» **PROBLEM DETAILS**: Pull out every line of the records below that contains the word "stop".

____ DATASET

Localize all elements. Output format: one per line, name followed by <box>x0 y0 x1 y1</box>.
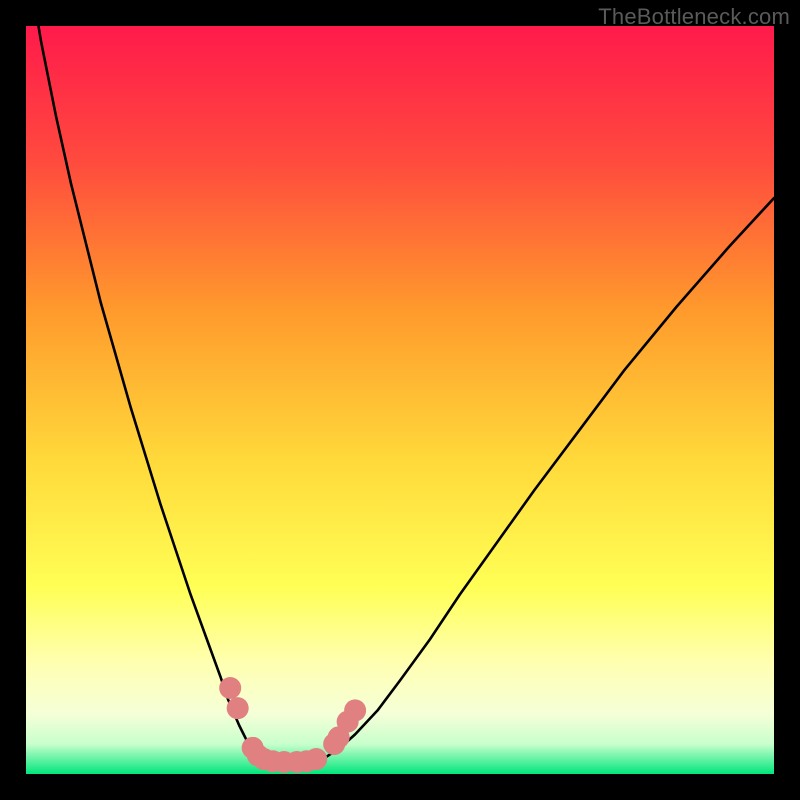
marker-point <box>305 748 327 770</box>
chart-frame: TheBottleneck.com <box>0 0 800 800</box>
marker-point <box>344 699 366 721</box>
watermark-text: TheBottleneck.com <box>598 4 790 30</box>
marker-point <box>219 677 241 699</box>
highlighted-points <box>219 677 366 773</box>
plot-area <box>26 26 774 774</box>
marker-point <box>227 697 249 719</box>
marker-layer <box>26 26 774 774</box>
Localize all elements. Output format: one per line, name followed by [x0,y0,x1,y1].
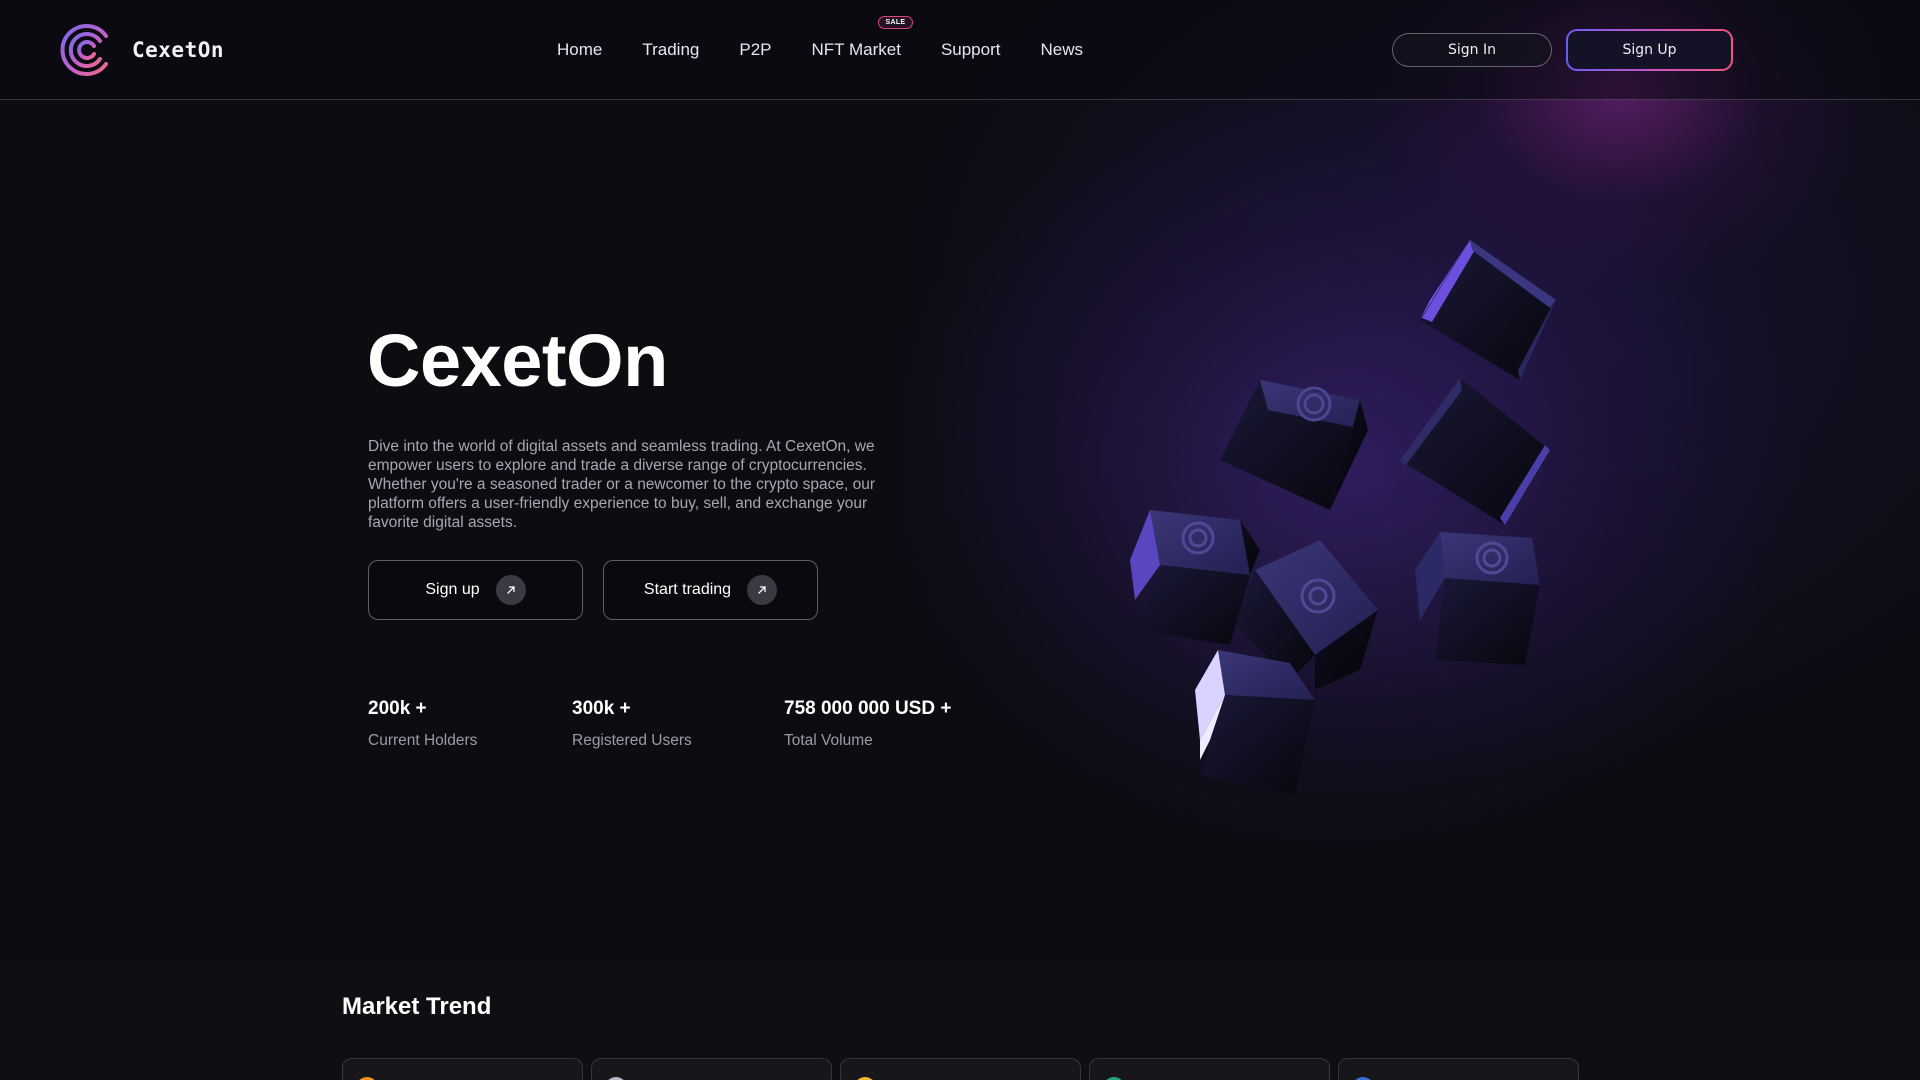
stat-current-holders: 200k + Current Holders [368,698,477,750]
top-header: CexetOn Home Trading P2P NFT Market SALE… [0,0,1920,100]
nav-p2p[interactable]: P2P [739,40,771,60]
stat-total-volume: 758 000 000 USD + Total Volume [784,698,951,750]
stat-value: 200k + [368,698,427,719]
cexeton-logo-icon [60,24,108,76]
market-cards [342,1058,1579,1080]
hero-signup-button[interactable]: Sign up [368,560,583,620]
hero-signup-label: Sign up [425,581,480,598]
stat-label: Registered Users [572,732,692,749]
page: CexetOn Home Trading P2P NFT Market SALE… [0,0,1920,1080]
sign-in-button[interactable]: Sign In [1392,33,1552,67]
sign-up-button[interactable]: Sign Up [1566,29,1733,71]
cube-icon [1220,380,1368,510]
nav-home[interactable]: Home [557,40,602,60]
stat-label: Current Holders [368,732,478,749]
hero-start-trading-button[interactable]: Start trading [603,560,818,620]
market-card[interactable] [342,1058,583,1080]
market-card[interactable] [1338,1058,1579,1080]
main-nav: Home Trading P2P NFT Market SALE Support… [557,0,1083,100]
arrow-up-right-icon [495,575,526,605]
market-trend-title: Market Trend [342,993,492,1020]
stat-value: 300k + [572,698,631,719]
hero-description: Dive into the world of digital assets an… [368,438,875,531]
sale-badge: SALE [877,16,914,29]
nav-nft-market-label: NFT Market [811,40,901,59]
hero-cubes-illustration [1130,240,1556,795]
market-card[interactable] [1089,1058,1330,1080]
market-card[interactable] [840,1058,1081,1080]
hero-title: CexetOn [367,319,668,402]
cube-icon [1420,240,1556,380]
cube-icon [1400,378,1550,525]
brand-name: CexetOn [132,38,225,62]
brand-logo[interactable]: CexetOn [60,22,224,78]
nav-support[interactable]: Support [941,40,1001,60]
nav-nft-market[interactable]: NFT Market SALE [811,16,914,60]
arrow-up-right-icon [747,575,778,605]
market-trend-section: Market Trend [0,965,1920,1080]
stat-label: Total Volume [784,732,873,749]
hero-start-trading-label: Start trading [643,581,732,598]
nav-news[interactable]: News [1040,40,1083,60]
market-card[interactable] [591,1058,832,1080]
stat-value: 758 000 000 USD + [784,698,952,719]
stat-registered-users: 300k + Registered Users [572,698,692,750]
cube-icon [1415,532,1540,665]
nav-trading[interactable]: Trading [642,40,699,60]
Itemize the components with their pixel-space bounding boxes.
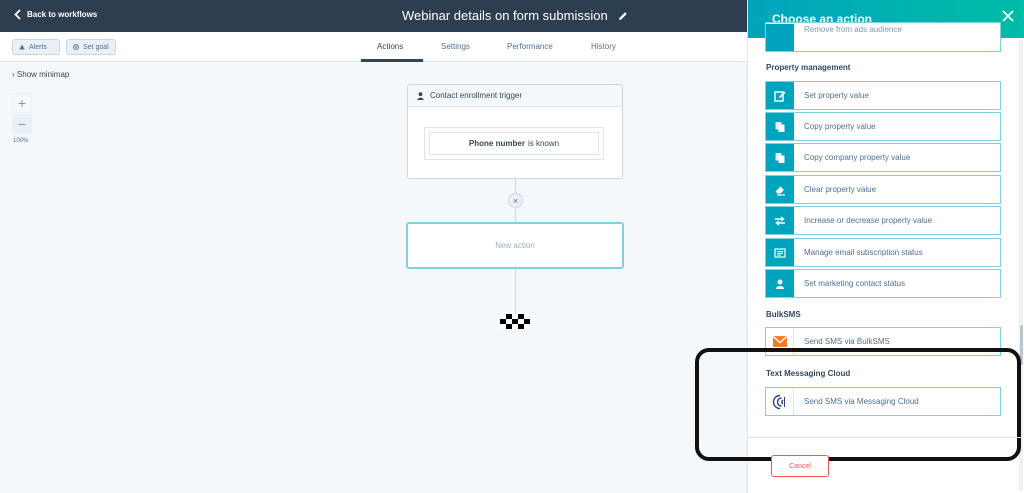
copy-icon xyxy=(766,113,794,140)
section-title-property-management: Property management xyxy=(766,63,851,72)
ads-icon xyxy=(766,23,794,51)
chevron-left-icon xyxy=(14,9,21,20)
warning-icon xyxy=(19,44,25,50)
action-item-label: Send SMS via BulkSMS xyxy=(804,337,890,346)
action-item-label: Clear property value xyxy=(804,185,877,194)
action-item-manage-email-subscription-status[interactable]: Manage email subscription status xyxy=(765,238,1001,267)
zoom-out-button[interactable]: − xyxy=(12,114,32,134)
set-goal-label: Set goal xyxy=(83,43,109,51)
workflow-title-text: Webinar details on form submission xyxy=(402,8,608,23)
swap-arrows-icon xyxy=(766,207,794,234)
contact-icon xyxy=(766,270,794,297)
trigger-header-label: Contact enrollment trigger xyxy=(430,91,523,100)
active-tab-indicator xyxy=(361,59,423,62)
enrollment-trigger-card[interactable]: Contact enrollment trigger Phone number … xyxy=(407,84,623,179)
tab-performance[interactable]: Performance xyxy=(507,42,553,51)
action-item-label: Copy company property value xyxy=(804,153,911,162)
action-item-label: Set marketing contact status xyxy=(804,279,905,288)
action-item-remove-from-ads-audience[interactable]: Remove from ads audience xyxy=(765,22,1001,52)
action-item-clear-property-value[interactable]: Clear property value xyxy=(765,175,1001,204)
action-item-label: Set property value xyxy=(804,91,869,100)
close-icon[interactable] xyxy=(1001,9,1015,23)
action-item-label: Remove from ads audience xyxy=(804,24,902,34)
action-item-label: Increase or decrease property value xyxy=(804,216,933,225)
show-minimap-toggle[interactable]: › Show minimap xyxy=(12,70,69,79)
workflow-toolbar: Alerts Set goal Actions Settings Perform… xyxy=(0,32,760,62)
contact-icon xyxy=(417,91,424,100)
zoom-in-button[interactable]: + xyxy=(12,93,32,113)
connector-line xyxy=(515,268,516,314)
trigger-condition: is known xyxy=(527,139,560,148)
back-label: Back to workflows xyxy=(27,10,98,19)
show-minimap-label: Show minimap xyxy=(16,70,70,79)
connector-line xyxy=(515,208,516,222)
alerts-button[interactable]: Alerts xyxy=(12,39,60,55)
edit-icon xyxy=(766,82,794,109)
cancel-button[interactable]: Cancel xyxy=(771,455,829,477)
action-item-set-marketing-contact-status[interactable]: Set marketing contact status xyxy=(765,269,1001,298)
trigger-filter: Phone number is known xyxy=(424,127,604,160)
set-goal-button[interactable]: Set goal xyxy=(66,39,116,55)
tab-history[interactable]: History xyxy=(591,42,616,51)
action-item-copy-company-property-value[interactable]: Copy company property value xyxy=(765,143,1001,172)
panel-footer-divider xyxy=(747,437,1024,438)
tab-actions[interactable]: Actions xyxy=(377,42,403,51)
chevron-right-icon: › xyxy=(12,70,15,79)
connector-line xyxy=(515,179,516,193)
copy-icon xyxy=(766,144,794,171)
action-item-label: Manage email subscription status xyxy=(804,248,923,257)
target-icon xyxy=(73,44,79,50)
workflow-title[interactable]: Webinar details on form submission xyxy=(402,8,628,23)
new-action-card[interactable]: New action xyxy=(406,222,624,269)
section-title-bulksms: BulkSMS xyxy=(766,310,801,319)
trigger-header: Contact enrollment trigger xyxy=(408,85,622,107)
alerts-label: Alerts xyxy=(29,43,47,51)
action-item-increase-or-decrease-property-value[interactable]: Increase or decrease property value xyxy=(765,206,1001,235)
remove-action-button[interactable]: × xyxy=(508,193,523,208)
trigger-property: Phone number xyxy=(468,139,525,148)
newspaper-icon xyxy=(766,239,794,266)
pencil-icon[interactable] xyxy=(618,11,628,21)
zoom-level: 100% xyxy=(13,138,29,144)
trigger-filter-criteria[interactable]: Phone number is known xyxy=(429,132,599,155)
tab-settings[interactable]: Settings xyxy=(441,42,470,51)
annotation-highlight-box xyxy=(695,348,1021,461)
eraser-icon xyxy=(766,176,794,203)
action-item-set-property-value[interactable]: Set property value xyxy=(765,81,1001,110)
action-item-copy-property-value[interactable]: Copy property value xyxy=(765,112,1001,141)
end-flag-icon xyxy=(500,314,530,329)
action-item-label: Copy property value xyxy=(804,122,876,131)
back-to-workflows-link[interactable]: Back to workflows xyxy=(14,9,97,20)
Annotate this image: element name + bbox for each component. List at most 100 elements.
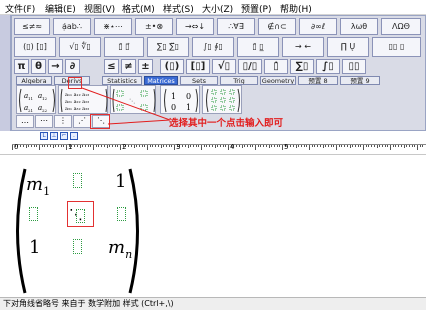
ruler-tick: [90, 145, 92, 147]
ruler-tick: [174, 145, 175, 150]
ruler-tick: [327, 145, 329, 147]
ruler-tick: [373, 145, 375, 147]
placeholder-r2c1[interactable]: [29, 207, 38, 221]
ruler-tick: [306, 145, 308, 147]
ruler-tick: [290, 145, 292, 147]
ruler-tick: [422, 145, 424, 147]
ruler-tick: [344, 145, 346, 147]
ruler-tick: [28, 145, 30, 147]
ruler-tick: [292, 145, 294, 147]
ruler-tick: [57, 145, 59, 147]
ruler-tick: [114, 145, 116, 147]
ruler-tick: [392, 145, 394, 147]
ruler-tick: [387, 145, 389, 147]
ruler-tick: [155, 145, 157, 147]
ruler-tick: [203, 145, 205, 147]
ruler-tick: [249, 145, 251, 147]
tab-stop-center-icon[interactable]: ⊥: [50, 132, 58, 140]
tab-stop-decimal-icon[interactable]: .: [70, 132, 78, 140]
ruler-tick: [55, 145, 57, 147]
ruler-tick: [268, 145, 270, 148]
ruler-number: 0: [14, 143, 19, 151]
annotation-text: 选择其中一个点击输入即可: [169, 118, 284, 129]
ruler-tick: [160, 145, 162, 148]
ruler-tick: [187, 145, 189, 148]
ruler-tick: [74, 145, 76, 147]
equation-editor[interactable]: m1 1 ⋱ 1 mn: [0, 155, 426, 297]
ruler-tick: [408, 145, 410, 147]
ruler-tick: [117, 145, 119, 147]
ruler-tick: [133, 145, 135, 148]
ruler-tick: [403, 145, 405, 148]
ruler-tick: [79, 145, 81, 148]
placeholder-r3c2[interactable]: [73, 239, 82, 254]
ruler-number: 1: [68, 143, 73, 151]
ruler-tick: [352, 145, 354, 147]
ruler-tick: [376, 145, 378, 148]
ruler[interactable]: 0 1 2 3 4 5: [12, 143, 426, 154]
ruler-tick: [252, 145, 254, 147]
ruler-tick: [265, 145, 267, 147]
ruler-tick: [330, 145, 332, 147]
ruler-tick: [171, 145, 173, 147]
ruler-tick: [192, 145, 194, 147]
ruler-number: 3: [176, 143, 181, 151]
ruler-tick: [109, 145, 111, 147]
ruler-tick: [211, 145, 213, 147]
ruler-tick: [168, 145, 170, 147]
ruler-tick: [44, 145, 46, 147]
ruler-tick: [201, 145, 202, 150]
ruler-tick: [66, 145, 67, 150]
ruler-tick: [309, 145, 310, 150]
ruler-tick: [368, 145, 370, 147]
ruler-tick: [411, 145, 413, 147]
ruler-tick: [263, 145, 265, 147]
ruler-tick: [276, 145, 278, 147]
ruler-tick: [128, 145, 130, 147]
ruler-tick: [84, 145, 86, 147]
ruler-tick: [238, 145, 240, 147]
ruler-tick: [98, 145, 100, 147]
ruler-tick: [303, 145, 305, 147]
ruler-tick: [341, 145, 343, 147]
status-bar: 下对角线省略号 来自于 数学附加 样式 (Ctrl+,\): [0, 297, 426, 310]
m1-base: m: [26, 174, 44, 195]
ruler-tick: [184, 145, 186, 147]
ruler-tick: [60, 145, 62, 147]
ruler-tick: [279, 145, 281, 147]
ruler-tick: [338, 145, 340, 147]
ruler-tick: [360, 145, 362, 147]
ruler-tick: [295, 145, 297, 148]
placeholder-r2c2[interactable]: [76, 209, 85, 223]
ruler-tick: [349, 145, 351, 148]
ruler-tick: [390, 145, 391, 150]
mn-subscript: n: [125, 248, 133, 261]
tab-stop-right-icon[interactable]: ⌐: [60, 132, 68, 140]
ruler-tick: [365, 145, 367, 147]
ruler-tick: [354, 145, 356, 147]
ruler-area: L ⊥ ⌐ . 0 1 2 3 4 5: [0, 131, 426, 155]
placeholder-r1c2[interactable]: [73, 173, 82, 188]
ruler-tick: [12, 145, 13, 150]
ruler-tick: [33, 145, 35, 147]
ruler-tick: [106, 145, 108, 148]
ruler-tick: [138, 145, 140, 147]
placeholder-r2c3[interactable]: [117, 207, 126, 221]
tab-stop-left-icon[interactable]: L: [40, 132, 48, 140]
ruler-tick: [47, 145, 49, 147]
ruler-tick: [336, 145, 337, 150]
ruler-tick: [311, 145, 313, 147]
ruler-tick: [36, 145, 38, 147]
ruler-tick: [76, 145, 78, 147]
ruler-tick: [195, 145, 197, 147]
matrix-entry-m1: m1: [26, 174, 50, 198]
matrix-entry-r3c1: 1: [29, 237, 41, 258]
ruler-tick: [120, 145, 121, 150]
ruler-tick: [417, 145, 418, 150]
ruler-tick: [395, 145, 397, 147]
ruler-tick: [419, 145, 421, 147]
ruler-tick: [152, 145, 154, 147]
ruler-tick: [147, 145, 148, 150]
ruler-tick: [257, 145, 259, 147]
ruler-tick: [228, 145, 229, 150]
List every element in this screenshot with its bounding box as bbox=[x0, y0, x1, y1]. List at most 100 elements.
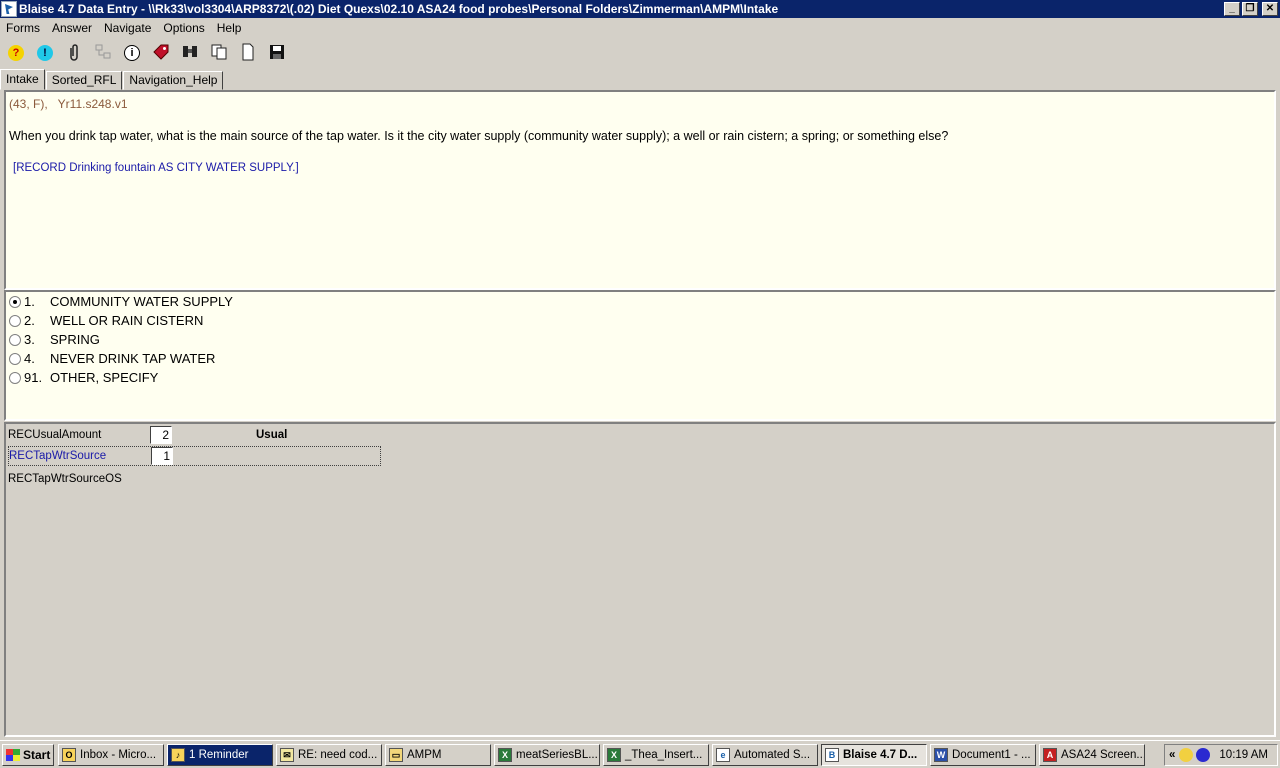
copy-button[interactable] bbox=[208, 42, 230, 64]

________

» **TASK SOLUTION**:
tab-stop-center-icon[interactable]: ⊥: [50, 132, 58, 140]
tab-stop-decimal-icon[interactable]: .: [70, 132, 78, 140]
tab-stop-right-icon[interactable]: ⌐: [60, 132, 68, 140]
tab-stop-left-icon[interactable]: L: [40, 132, 48, 140]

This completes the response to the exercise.